Records contained in a dataset
^^^^^^^^
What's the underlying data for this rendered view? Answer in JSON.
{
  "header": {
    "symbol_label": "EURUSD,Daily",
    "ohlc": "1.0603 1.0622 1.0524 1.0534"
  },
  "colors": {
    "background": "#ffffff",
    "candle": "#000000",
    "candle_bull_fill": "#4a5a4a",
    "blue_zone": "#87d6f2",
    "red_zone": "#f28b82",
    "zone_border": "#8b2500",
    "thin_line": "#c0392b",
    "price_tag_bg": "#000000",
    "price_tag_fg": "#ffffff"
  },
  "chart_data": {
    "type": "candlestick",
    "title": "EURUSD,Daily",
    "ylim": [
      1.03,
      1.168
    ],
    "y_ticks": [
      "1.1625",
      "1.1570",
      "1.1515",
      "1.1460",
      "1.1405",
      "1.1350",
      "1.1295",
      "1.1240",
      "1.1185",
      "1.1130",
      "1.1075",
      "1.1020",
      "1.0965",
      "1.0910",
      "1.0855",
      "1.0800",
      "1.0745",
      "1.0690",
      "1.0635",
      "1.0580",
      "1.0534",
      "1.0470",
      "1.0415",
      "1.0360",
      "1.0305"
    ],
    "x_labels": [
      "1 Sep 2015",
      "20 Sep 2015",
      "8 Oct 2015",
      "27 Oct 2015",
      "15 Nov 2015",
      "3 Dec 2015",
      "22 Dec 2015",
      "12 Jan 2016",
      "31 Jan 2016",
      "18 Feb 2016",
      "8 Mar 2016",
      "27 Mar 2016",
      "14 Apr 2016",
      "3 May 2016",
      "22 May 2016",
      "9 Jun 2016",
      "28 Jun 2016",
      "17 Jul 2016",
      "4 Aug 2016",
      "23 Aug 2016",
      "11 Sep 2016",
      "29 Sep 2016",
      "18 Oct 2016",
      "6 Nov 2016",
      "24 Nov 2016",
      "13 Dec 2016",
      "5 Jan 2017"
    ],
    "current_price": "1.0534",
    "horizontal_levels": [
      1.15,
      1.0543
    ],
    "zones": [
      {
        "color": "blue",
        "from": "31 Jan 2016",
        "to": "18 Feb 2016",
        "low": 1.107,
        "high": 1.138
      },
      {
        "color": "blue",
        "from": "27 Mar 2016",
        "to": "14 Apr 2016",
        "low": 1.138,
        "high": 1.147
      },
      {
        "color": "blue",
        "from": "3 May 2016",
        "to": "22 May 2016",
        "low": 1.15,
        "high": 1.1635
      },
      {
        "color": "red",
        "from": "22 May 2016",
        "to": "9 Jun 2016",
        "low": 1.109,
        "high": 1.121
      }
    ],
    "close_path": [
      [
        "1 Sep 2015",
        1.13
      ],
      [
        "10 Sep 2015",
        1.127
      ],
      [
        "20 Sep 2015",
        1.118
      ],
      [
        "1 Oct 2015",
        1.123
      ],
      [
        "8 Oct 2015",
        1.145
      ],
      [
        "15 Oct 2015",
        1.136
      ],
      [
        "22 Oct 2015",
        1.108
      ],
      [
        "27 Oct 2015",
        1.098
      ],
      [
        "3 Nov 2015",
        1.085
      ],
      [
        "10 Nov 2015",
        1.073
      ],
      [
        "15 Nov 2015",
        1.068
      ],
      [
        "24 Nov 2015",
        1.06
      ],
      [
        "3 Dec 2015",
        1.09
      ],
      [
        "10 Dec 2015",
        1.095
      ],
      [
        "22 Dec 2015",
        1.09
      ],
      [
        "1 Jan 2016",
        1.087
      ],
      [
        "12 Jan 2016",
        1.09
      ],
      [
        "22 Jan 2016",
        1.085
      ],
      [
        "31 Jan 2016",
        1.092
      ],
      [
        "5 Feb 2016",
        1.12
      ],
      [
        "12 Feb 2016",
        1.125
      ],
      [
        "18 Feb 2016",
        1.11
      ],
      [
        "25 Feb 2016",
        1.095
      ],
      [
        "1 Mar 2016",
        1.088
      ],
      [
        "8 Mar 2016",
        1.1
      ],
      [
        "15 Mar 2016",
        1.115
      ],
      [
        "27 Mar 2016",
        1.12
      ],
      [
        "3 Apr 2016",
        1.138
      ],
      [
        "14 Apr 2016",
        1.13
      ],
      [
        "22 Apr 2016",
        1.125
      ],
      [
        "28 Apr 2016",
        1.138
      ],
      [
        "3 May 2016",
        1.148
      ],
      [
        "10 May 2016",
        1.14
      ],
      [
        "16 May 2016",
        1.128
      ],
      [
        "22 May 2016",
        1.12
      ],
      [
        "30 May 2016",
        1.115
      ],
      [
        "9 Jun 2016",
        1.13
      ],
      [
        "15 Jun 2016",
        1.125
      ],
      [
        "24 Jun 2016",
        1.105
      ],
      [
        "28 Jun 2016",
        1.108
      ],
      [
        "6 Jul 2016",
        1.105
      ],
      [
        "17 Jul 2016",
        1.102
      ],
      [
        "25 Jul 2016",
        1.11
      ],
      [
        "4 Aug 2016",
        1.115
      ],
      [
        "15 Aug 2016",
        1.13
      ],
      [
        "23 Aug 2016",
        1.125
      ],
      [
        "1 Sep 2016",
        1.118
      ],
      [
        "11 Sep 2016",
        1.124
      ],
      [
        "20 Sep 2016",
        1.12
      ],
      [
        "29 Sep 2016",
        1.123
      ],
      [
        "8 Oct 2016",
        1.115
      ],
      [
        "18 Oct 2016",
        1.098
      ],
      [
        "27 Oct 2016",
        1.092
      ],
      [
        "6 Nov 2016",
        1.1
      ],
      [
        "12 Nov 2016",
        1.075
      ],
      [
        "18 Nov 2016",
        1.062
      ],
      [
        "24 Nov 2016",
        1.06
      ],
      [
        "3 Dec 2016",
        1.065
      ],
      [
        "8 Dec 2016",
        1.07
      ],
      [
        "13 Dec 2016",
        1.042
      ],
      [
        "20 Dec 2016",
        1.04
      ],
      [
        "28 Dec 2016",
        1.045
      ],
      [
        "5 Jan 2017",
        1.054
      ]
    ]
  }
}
^^^^^^^^
[Short task] Every record should be repeated exactly; please leave none out.

[Solution to the problem]
What's the underlying data for this rendered view? Answer in JSON.
{
  "header": {
    "symbol_label": "EURUSD,Daily",
    "ohlc": "1.0603 1.0622 1.0524 1.0534"
  },
  "colors": {
    "background": "#ffffff",
    "candle": "#000000",
    "candle_bull_fill": "#4a5a4a",
    "blue_zone": "#87d6f2",
    "red_zone": "#f28b82",
    "zone_border": "#8b2500",
    "thin_line": "#c0392b",
    "price_tag_bg": "#000000",
    "price_tag_fg": "#ffffff"
  },
  "chart_data": {
    "type": "candlestick",
    "title": "EURUSD,Daily",
    "ylim": [
      1.03,
      1.168
    ],
    "y_ticks": [
      "1.1625",
      "1.1570",
      "1.1515",
      "1.1460",
      "1.1405",
      "1.1350",
      "1.1295",
      "1.1240",
      "1.1185",
      "1.1130",
      "1.1075",
      "1.1020",
      "1.0965",
      "1.0910",
      "1.0855",
      "1.0800",
      "1.0745",
      "1.0690",
      "1.0635",
      "1.0580",
      "1.0534",
      "1.0470",
      "1.0415",
      "1.0360",
      "1.0305"
    ],
    "x_labels": [
      "1 Sep 2015",
      "20 Sep 2015",
      "8 Oct 2015",
      "27 Oct 2015",
      "15 Nov 2015",
      "3 Dec 2015",
      "22 Dec 2015",
      "12 Jan 2016",
      "31 Jan 2016",
      "18 Feb 2016",
      "8 Mar 2016",
      "27 Mar 2016",
      "14 Apr 2016",
      "3 May 2016",
      "22 May 2016",
      "9 Jun 2016",
      "28 Jun 2016",
      "17 Jul 2016",
      "4 Aug 2016",
      "23 Aug 2016",
      "11 Sep 2016",
      "29 Sep 2016",
      "18 Oct 2016",
      "6 Nov 2016",
      "24 Nov 2016",
      "13 Dec 2016",
      "5 Jan 2017"
    ],
    "current_price": "1.0534",
    "horizontal_levels": [
      1.15,
      1.0543
    ],
    "zones": [
      {
        "color": "blue",
        "from": "31 Jan 2016",
        "to": "18 Feb 2016",
        "low": 1.107,
        "high": 1.138
      },
      {
        "color": "blue",
        "from": "27 Mar 2016",
        "to": "14 Apr 2016",
        "low": 1.138,
        "high": 1.147
      },
      {
        "color": "blue",
        "from": "3 May 2016",
        "to": "22 May 2016",
        "low": 1.15,
        "high": 1.1635
      },
      {
        "color": "red",
        "from": "22 May 2016",
        "to": "9 Jun 2016",
        "low": 1.109,
        "high": 1.121
      }
    ],
    "close_path": [
      [
        "1 Sep 2015",
        1.13
      ],
      [
        "10 Sep 2015",
        1.127
      ],
      [
        "20 Sep 2015",
        1.118
      ],
      [
        "1 Oct 2015",
        1.123
      ],
      [
        "8 Oct 2015",
        1.145
      ],
      [
        "15 Oct 2015",
        1.136
      ],
      [
        "22 Oct 2015",
        1.108
      ],
      [
        "27 Oct 2015",
        1.098
      ],
      [
        "3 Nov 2015",
        1.085
      ],
      [
        "10 Nov 2015",
        1.073
      ],
      [
        "15 Nov 2015",
        1.068
      ],
      [
        "24 Nov 2015",
        1.06
      ],
      [
        "3 Dec 2015",
        1.09
      ],
      [
        "10 Dec 2015",
        1.095
      ],
      [
        "22 Dec 2015",
        1.09
      ],
      [
        "1 Jan 2016",
        1.087
      ],
      [
        "12 Jan 2016",
        1.09
      ],
      [
        "22 Jan 2016",
        1.085
      ],
      [
        "31 Jan 2016",
        1.092
      ],
      [
        "5 Feb 2016",
        1.12
      ],
      [
        "12 Feb 2016",
        1.125
      ],
      [
        "18 Feb 2016",
        1.11
      ],
      [
        "25 Feb 2016",
        1.095
      ],
      [
        "1 Mar 2016",
        1.088
      ],
      [
        "8 Mar 2016",
        1.1
      ],
      [
        "15 Mar 2016",
        1.115
      ],
      [
        "27 Mar 2016",
        1.12
      ],
      [
        "3 Apr 2016",
        1.138
      ],
      [
        "14 Apr 2016",
        1.13
      ],
      [
        "22 Apr 2016",
        1.125
      ],
      [
        "28 Apr 2016",
        1.138
      ],
      [
        "3 May 2016",
        1.148
      ],
      [
        "10 May 2016",
        1.14
      ],
      [
        "16 May 2016",
        1.128
      ],
      [
        "22 May 2016",
        1.12
      ],
      [
        "30 May 2016",
        1.115
      ],
      [
        "9 Jun 2016",
        1.13
      ],
      [
        "15 Jun 2016",
        1.125
      ],
      [
        "24 Jun 2016",
        1.105
      ],
      [
        "28 Jun 2016",
        1.108
      ],
      [
        "6 Jul 2016",
        1.105
      ],
      [
        "17 Jul 2016",
        1.102
      ],
      [
        "25 Jul 2016",
        1.11
      ],
      [
        "4 Aug 2016",
        1.115
      ],
      [
        "15 Aug 2016",
        1.13
      ],
      [
        "23 Aug 2016",
        1.125
      ],
      [
        "1 Sep 2016",
        1.118
      ],
      [
        "11 Sep 2016",
        1.124
      ],
      [
        "20 Sep 2016",
        1.12
      ],
      [
        "29 Sep 2016",
        1.123
      ],
      [
        "8 Oct 2016",
        1.115
      ],
      [
        "18 Oct 2016",
        1.098
      ],
      [
        "27 Oct 2016",
        1.092
      ],
      [
        "6 Nov 2016",
        1.1
      ],
      [
        "12 Nov 2016",
        1.075
      ],
      [
        "18 Nov 2016",
        1.062
      ],
      [
        "24 Nov 2016",
        1.06
      ],
      [
        "3 Dec 2016",
        1.065
      ],
      [
        "8 Dec 2016",
        1.07
      ],
      [
        "13 Dec 2016",
        1.042
      ],
      [
        "20 Dec 2016",
        1.04
      ],
      [
        "28 Dec 2016",
        1.045
      ],
      [
        "5 Jan 2017",
        1.054
      ]
    ]
  }
}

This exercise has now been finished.